* BEGIN Records shown *

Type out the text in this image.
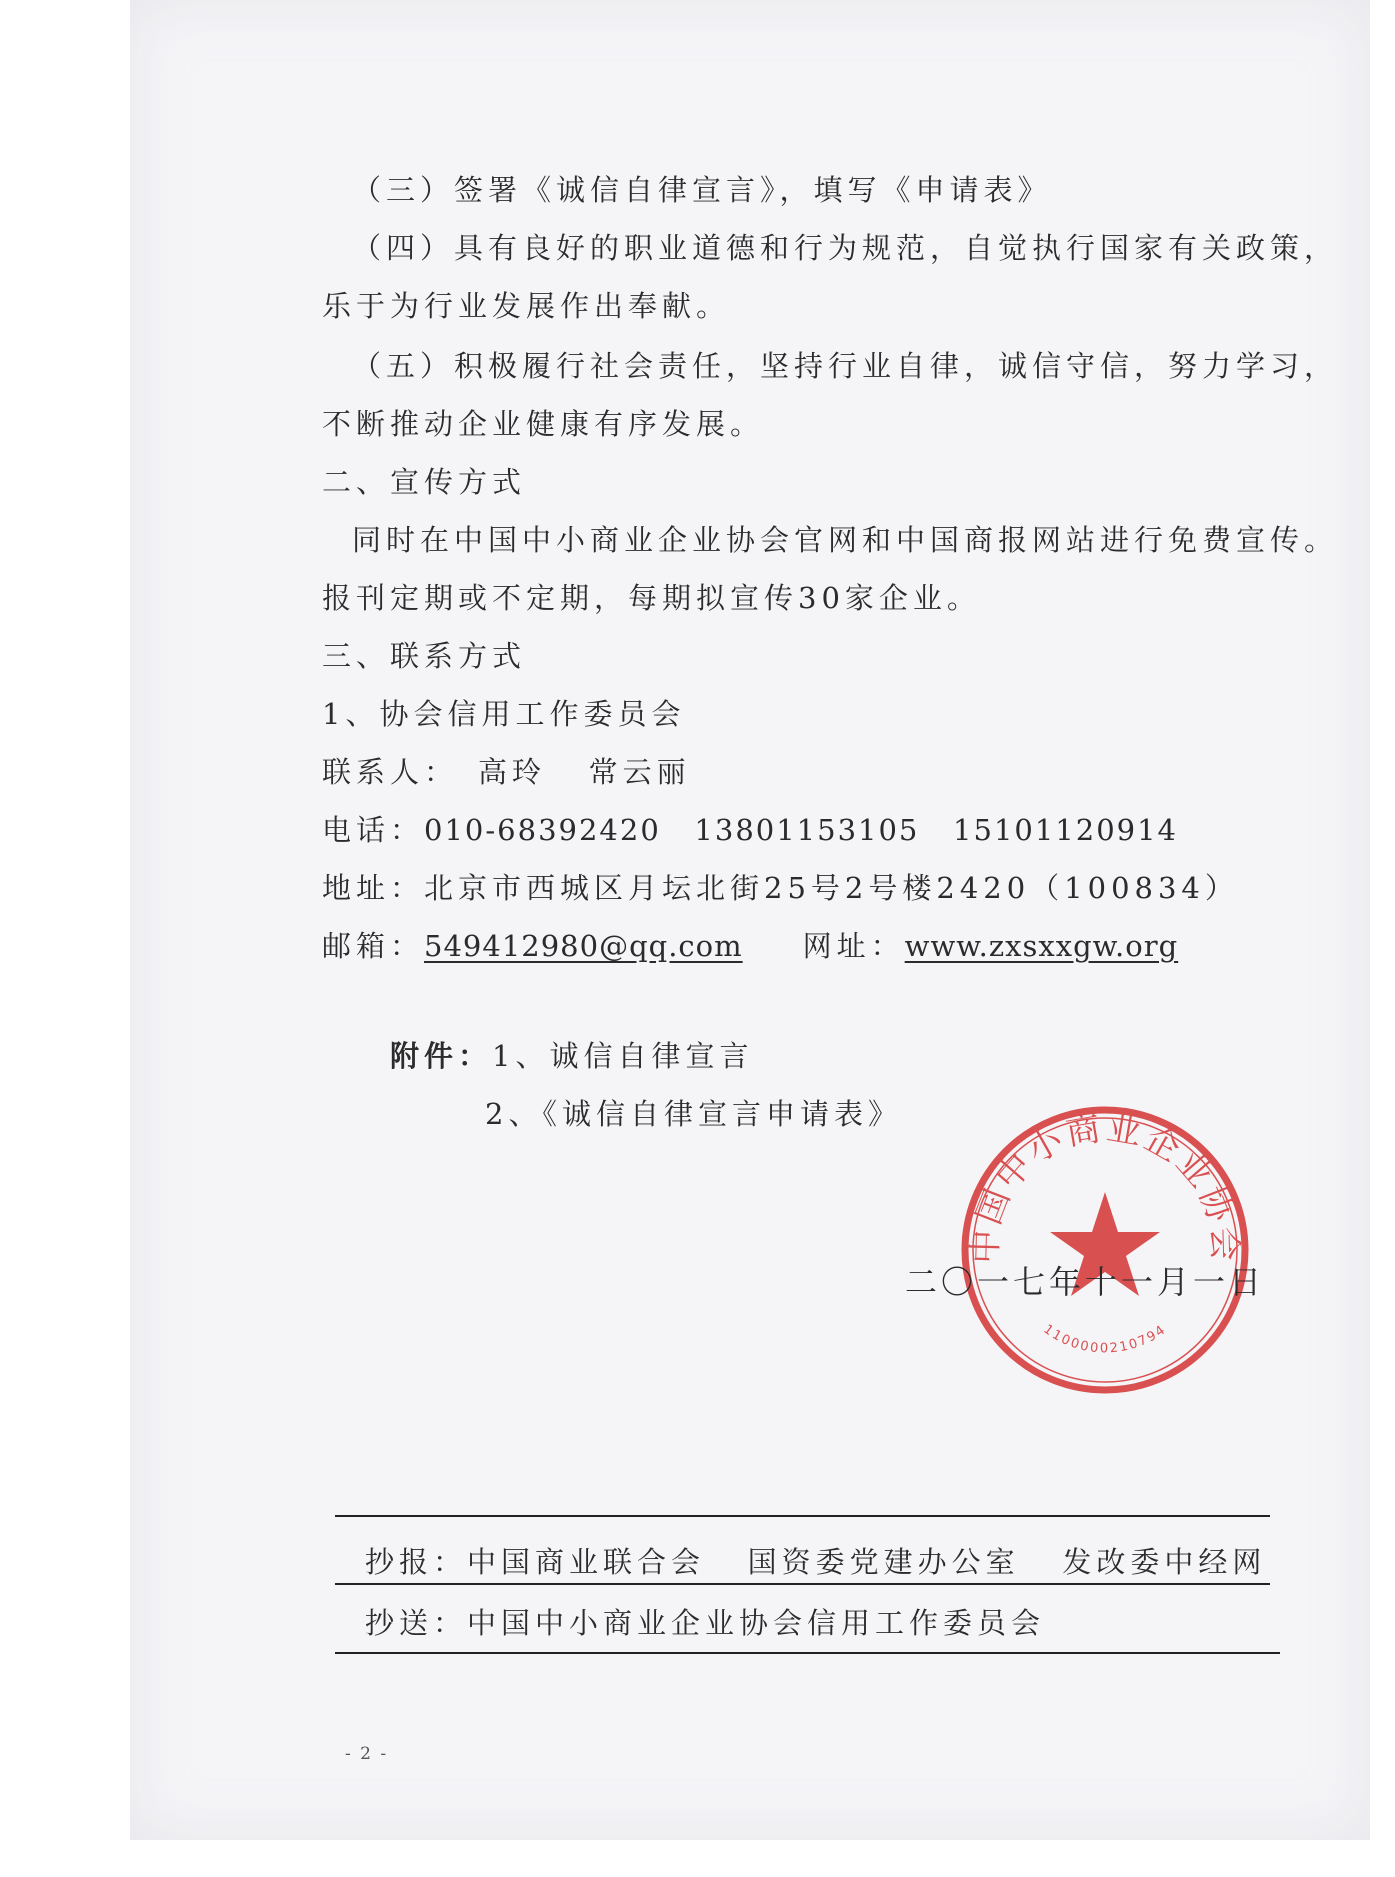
（三）签署《诚信自律宣言》，填写《申请表》
（四）具有良好的职业道德和行为规范，自觉执行国家有关政策，
乐于为行业发展作出奉献。
（五）积极履行社会责任，坚持行业自律，诚信守信，努力学习，
不断推动企业健康有序发展。
二、宣传方式
同时在中国中小商业企业协会官网和中国商报网站进行免费宣传。
报刊定期或不定期，每期拟宣传30家企业。
三、联系方式
1、协会信用工作委员会
联系人： 高玲   常云丽
电话：010-68392420   13801153105   15101120914
地址：北京市西城区月坛北街25号2号楼2420（100834）
邮箱：549412980@qq.com 网址：www.zxsxxgw.org
附件：1、诚信自律宣言
2、《诚信自律宣言申请表》
中国中小商业企业协会
1100000210794
二〇一七年十一月一日
抄报：中国商业联合会   国资委党建办公室   发改委中经网
抄送：中国中小商业企业协会信用工作委员会
- 2 -
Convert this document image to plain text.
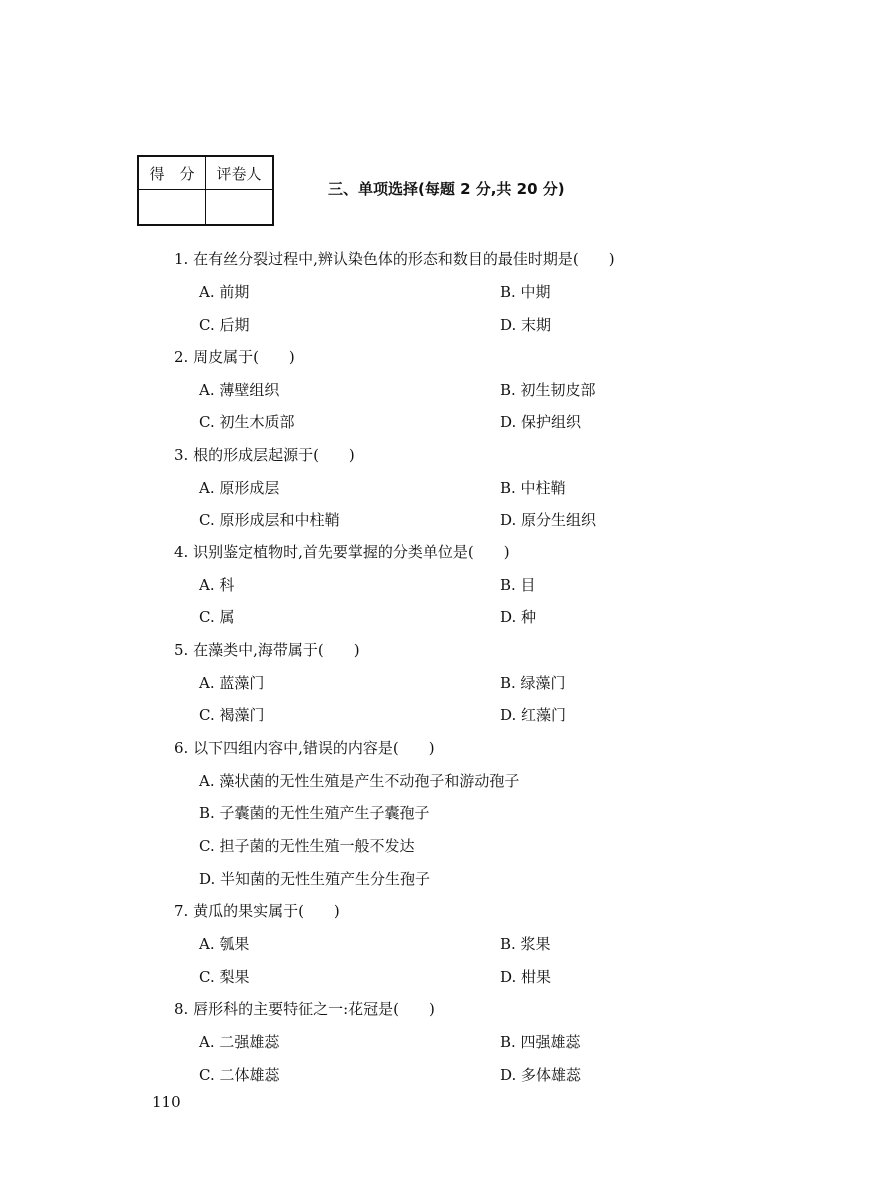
得　分	评卷人

三、单项选择(每题 2 分,共 20 分)
1. 在有丝分裂过程中,辨认染色体的形态和数目的最佳时期是(　　)
A. 前期	B. 中期
C. 后期	D. 末期
2. 周皮属于(　　)
A. 薄壁组织	B. 初生韧皮部
C. 初生木质部	D. 保护组织
3. 根的形成层起源于(　　)
A. 原形成层	B. 中柱鞘
C. 原形成层和中柱鞘	D. 原分生组织
4. 识别鉴定植物时,首先要掌握的分类单位是(　　)
A. 科	B. 目
C. 属	D. 种
5. 在藻类中,海带属于(　　)
A. 蓝藻门	B. 绿藻门
C. 褐藻门	D. 红藻门
6. 以下四组内容中,错误的内容是(　　)
A. 藻状菌的无性生殖是产生不动孢子和游动孢子
B. 子囊菌的无性生殖产生子囊孢子
C. 担子菌的无性生殖一般不发达
D. 半知菌的无性生殖产生分生孢子
7. 黄瓜的果实属于(　　)
A. 瓠果	B. 浆果
C. 梨果	D. 柑果
8. 唇形科的主要特征之一:花冠是(　　)
A. 二强雄蕊	B. 四强雄蕊
C. 二体雄蕊	D. 多体雄蕊
110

* END Records shown *

What needs to be done: Reproduce every record above exactly, omitting the pictures.

Result below:
Type out the text in this image.
（三）签署《诚信自律宣言》，填写《申请表》
（四）具有良好的职业道德和行为规范，自觉执行国家有关政策，
乐于为行业发展作出奉献。
（五）积极履行社会责任，坚持行业自律，诚信守信，努力学习，
不断推动企业健康有序发展。
二、宣传方式
同时在中国中小商业企业协会官网和中国商报网站进行免费宣传。
报刊定期或不定期，每期拟宣传30家企业。
三、联系方式
1、协会信用工作委员会
联系人： 高玲   常云丽
电话：010-68392420   13801153105   15101120914
地址：北京市西城区月坛北街25号2号楼2420（100834）
邮箱：549412980@qq.com 网址：www.zxsxxgw.org
附件：1、诚信自律宣言
2、《诚信自律宣言申请表》
中国中小商业企业协会
1100000210794
二〇一七年十一月一日
抄报：中国商业联合会   国资委党建办公室   发改委中经网
抄送：中国中小商业企业协会信用工作委员会
- 2 -
Convert this document image to plain text.
得　分	评卷人

三、单项选择(每题 2 分,共 20 分)
1. 在有丝分裂过程中,辨认染色体的形态和数目的最佳时期是(　　)
A. 前期	B. 中期
C. 后期	D. 末期
2. 周皮属于(　　)
A. 薄壁组织	B. 初生韧皮部
C. 初生木质部	D. 保护组织
3. 根的形成层起源于(　　)
A. 原形成层	B. 中柱鞘
C. 原形成层和中柱鞘	D. 原分生组织
4. 识别鉴定植物时,首先要掌握的分类单位是(　　)
A. 科	B. 目
C. 属	D. 种
5. 在藻类中,海带属于(　　)
A. 蓝藻门	B. 绿藻门
C. 褐藻门	D. 红藻门
6. 以下四组内容中,错误的内容是(　　)
A. 藻状菌的无性生殖是产生不动孢子和游动孢子
B. 子囊菌的无性生殖产生子囊孢子
C. 担子菌的无性生殖一般不发达
D. 半知菌的无性生殖产生分生孢子
7. 黄瓜的果实属于(　　)
A. 瓠果	B. 浆果
C. 梨果	D. 柑果
8. 唇形科的主要特征之一:花冠是(　　)
A. 二强雄蕊	B. 四强雄蕊
C. 二体雄蕊	D. 多体雄蕊
110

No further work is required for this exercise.